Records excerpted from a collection
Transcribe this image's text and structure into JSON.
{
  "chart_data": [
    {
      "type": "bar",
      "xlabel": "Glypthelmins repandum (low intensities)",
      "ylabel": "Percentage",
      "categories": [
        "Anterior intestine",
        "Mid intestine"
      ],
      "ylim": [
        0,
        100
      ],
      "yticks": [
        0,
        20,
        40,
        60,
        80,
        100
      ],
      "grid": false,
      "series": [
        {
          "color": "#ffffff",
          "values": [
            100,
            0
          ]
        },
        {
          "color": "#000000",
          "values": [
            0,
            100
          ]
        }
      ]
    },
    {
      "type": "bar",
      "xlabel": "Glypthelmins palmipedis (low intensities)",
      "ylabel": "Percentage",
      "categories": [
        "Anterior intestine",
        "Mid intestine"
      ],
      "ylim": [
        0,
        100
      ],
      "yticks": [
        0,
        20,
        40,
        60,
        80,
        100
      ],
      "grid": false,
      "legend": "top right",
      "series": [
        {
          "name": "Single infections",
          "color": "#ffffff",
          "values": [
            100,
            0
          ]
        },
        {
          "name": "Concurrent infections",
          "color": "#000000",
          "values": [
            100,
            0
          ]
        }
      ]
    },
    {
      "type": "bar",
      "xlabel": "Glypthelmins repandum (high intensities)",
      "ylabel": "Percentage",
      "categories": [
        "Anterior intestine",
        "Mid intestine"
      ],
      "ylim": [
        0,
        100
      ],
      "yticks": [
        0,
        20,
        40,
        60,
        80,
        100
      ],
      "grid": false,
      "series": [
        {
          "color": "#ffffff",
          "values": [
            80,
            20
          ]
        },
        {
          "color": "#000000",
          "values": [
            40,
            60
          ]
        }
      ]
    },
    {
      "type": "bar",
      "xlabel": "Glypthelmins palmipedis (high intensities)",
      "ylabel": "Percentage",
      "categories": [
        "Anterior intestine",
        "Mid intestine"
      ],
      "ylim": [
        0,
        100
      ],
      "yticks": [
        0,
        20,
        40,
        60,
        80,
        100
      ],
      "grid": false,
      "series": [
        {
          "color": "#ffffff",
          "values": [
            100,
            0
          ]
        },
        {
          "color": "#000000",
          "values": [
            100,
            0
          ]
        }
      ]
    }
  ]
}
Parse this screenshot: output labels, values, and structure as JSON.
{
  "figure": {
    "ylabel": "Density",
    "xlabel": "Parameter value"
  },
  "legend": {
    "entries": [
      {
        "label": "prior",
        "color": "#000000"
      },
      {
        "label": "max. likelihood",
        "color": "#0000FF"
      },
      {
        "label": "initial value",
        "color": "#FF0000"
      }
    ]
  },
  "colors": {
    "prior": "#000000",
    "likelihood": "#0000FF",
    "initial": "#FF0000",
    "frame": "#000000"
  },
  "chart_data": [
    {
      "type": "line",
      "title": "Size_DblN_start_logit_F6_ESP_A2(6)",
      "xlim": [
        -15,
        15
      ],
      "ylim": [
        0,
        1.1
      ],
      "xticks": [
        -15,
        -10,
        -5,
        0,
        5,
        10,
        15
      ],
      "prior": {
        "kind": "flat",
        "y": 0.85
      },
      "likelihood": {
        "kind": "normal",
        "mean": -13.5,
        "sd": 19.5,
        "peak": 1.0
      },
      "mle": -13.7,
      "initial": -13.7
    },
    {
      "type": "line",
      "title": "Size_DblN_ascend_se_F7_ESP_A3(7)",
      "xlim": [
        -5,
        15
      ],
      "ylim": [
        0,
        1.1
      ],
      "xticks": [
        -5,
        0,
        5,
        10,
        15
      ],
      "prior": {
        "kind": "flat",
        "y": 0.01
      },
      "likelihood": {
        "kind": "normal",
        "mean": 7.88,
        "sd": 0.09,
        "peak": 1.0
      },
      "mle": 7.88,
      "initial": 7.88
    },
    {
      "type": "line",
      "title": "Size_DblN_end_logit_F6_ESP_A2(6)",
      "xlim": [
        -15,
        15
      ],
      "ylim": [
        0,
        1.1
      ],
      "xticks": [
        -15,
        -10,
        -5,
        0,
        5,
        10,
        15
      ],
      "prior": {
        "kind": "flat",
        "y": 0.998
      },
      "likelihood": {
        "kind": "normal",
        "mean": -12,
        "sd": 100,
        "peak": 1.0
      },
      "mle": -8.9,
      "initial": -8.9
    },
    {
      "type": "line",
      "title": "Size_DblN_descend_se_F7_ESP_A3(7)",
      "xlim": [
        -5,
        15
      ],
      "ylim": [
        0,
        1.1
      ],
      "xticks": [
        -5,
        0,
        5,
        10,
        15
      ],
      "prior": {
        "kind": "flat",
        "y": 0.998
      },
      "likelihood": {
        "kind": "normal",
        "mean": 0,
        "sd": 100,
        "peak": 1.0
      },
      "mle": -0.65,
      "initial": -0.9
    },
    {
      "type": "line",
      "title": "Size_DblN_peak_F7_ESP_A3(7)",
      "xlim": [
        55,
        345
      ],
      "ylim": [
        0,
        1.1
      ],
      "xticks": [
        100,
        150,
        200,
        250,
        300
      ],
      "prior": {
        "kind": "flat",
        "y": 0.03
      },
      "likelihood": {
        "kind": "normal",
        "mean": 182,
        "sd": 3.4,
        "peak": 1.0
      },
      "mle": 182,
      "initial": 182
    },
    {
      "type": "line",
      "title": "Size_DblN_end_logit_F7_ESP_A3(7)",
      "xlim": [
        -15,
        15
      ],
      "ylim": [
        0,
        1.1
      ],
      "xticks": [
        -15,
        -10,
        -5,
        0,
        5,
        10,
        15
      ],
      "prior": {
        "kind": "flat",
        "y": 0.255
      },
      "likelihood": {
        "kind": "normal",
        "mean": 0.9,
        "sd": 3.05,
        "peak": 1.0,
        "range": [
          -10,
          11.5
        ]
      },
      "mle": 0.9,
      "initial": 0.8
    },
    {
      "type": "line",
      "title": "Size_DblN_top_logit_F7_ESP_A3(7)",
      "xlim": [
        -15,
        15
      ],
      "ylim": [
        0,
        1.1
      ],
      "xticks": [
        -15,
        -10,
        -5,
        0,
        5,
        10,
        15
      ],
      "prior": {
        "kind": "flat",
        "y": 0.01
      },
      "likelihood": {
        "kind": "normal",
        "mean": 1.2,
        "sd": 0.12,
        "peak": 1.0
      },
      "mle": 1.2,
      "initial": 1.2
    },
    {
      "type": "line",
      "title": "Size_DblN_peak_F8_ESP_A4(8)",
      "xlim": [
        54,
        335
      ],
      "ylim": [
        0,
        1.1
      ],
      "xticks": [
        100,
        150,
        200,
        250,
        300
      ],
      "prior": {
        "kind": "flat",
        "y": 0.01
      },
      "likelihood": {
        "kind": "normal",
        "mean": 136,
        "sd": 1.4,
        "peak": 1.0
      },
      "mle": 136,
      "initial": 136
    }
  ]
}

Exercise description
Everything in the listing above should be restated exactly.

Solution to this problem
Transcribe this image's text and structure into JSON.
{
  "chart_data": [
    {
      "type": "bar",
      "xlabel": "Glypthelmins repandum (low intensities)",
      "ylabel": "Percentage",
      "categories": [
        "Anterior intestine",
        "Mid intestine"
      ],
      "ylim": [
        0,
        100
      ],
      "yticks": [
        0,
        20,
        40,
        60,
        80,
        100
      ],
      "grid": false,
      "series": [
        {
          "color": "#ffffff",
          "values": [
            100,
            0
          ]
        },
        {
          "color": "#000000",
          "values": [
            0,
            100
          ]
        }
      ]
    },
    {
      "type": "bar",
      "xlabel": "Glypthelmins palmipedis (low intensities)",
      "ylabel": "Percentage",
      "categories": [
        "Anterior intestine",
        "Mid intestine"
      ],
      "ylim": [
        0,
        100
      ],
      "yticks": [
        0,
        20,
        40,
        60,
        80,
        100
      ],
      "grid": false,
      "legend": "top right",
      "series": [
        {
          "name": "Single infections",
          "color": "#ffffff",
          "values": [
            100,
            0
          ]
        },
        {
          "name": "Concurrent infections",
          "color": "#000000",
          "values": [
            100,
            0
          ]
        }
      ]
    },
    {
      "type": "bar",
      "xlabel": "Glypthelmins repandum (high intensities)",
      "ylabel": "Percentage",
      "categories": [
        "Anterior intestine",
        "Mid intestine"
      ],
      "ylim": [
        0,
        100
      ],
      "yticks": [
        0,
        20,
        40,
        60,
        80,
        100
      ],
      "grid": false,
      "series": [
        {
          "color": "#ffffff",
          "values": [
            80,
            20
          ]
        },
        {
          "color": "#000000",
          "values": [
            40,
            60
          ]
        }
      ]
    },
    {
      "type": "bar",
      "xlabel": "Glypthelmins palmipedis (high intensities)",
      "ylabel": "Percentage",
      "categories": [
        "Anterior intestine",
        "Mid intestine"
      ],
      "ylim": [
        0,
        100
      ],
      "yticks": [
        0,
        20,
        40,
        60,
        80,
        100
      ],
      "grid": false,
      "series": [
        {
          "color": "#ffffff",
          "values": [
            100,
            0
          ]
        },
        {
          "color": "#000000",
          "values": [
            100,
            0
          ]
        }
      ]
    }
  ]
}
Parse this screenshot: output labels, values, and structure as JSON.
{
  "figure": {
    "ylabel": "Density",
    "xlabel": "Parameter value"
  },
  "legend": {
    "entries": [
      {
        "label": "prior",
        "color": "#000000"
      },
      {
        "label": "max. likelihood",
        "color": "#0000FF"
      },
      {
        "label": "initial value",
        "color": "#FF0000"
      }
    ]
  },
  "colors": {
    "prior": "#000000",
    "likelihood": "#0000FF",
    "initial": "#FF0000",
    "frame": "#000000"
  },
  "chart_data": [
    {
      "type": "line",
      "title": "Size_DblN_start_logit_F6_ESP_A2(6)",
      "xlim": [
        -15,
        15
      ],
      "ylim": [
        0,
        1.1
      ],
      "xticks": [
        -15,
        -10,
        -5,
        0,
        5,
        10,
        15
      ],
      "prior": {
        "kind": "flat",
        "y": 0.85
      },
      "likelihood": {
        "kind": "normal",
        "mean": -13.5,
        "sd": 19.5,
        "peak": 1.0
      },
      "mle": -13.7,
      "initial": -13.7
    },
    {
      "type": "line",
      "title": "Size_DblN_ascend_se_F7_ESP_A3(7)",
      "xlim": [
        -5,
        15
      ],
      "ylim": [
        0,
        1.1
      ],
      "xticks": [
        -5,
        0,
        5,
        10,
        15
      ],
      "prior": {
        "kind": "flat",
        "y": 0.01
      },
      "likelihood": {
        "kind": "normal",
        "mean": 7.88,
        "sd": 0.09,
        "peak": 1.0
      },
      "mle": 7.88,
      "initial": 7.88
    },
    {
      "type": "line",
      "title": "Size_DblN_end_logit_F6_ESP_A2(6)",
      "xlim": [
        -15,
        15
      ],
      "ylim": [
        0,
        1.1
      ],
      "xticks": [
        -15,
        -10,
        -5,
        0,
        5,
        10,
        15
      ],
      "prior": {
        "kind": "flat",
        "y": 0.998
      },
      "likelihood": {
        "kind": "normal",
        "mean": -12,
        "sd": 100,
        "peak": 1.0
      },
      "mle": -8.9,
      "initial": -8.9
    },
    {
      "type": "line",
      "title": "Size_DblN_descend_se_F7_ESP_A3(7)",
      "xlim": [
        -5,
        15
      ],
      "ylim": [
        0,
        1.1
      ],
      "xticks": [
        -5,
        0,
        5,
        10,
        15
      ],
      "prior": {
        "kind": "flat",
        "y": 0.998
      },
      "likelihood": {
        "kind": "normal",
        "mean": 0,
        "sd": 100,
        "peak": 1.0
      },
      "mle": -0.65,
      "initial": -0.9
    },
    {
      "type": "line",
      "title": "Size_DblN_peak_F7_ESP_A3(7)",
      "xlim": [
        55,
        345
      ],
      "ylim": [
        0,
        1.1
      ],
      "xticks": [
        100,
        150,
        200,
        250,
        300
      ],
      "prior": {
        "kind": "flat",
        "y": 0.03
      },
      "likelihood": {
        "kind": "normal",
        "mean": 182,
        "sd": 3.4,
        "peak": 1.0
      },
      "mle": 182,
      "initial": 182
    },
    {
      "type": "line",
      "title": "Size_DblN_end_logit_F7_ESP_A3(7)",
      "xlim": [
        -15,
        15
      ],
      "ylim": [
        0,
        1.1
      ],
      "xticks": [
        -15,
        -10,
        -5,
        0,
        5,
        10,
        15
      ],
      "prior": {
        "kind": "flat",
        "y": 0.255
      },
      "likelihood": {
        "kind": "normal",
        "mean": 0.9,
        "sd": 3.05,
        "peak": 1.0,
        "range": [
          -10,
          11.5
        ]
      },
      "mle": 0.9,
      "initial": 0.8
    },
    {
      "type": "line",
      "title": "Size_DblN_top_logit_F7_ESP_A3(7)",
      "xlim": [
        -15,
        15
      ],
      "ylim": [
        0,
        1.1
      ],
      "xticks": [
        -15,
        -10,
        -5,
        0,
        5,
        10,
        15
      ],
      "prior": {
        "kind": "flat",
        "y": 0.01
      },
      "likelihood": {
        "kind": "normal",
        "mean": 1.2,
        "sd": 0.12,
        "peak": 1.0
      },
      "mle": 1.2,
      "initial": 1.2
    },
    {
      "type": "line",
      "title": "Size_DblN_peak_F8_ESP_A4(8)",
      "xlim": [
        54,
        335
      ],
      "ylim": [
        0,
        1.1
      ],
      "xticks": [
        100,
        150,
        200,
        250,
        300
      ],
      "prior": {
        "kind": "flat",
        "y": 0.01
      },
      "likelihood": {
        "kind": "normal",
        "mean": 136,
        "sd": 1.4,
        "peak": 1.0
      },
      "mle": 136,
      "initial": 136
    }
  ]
}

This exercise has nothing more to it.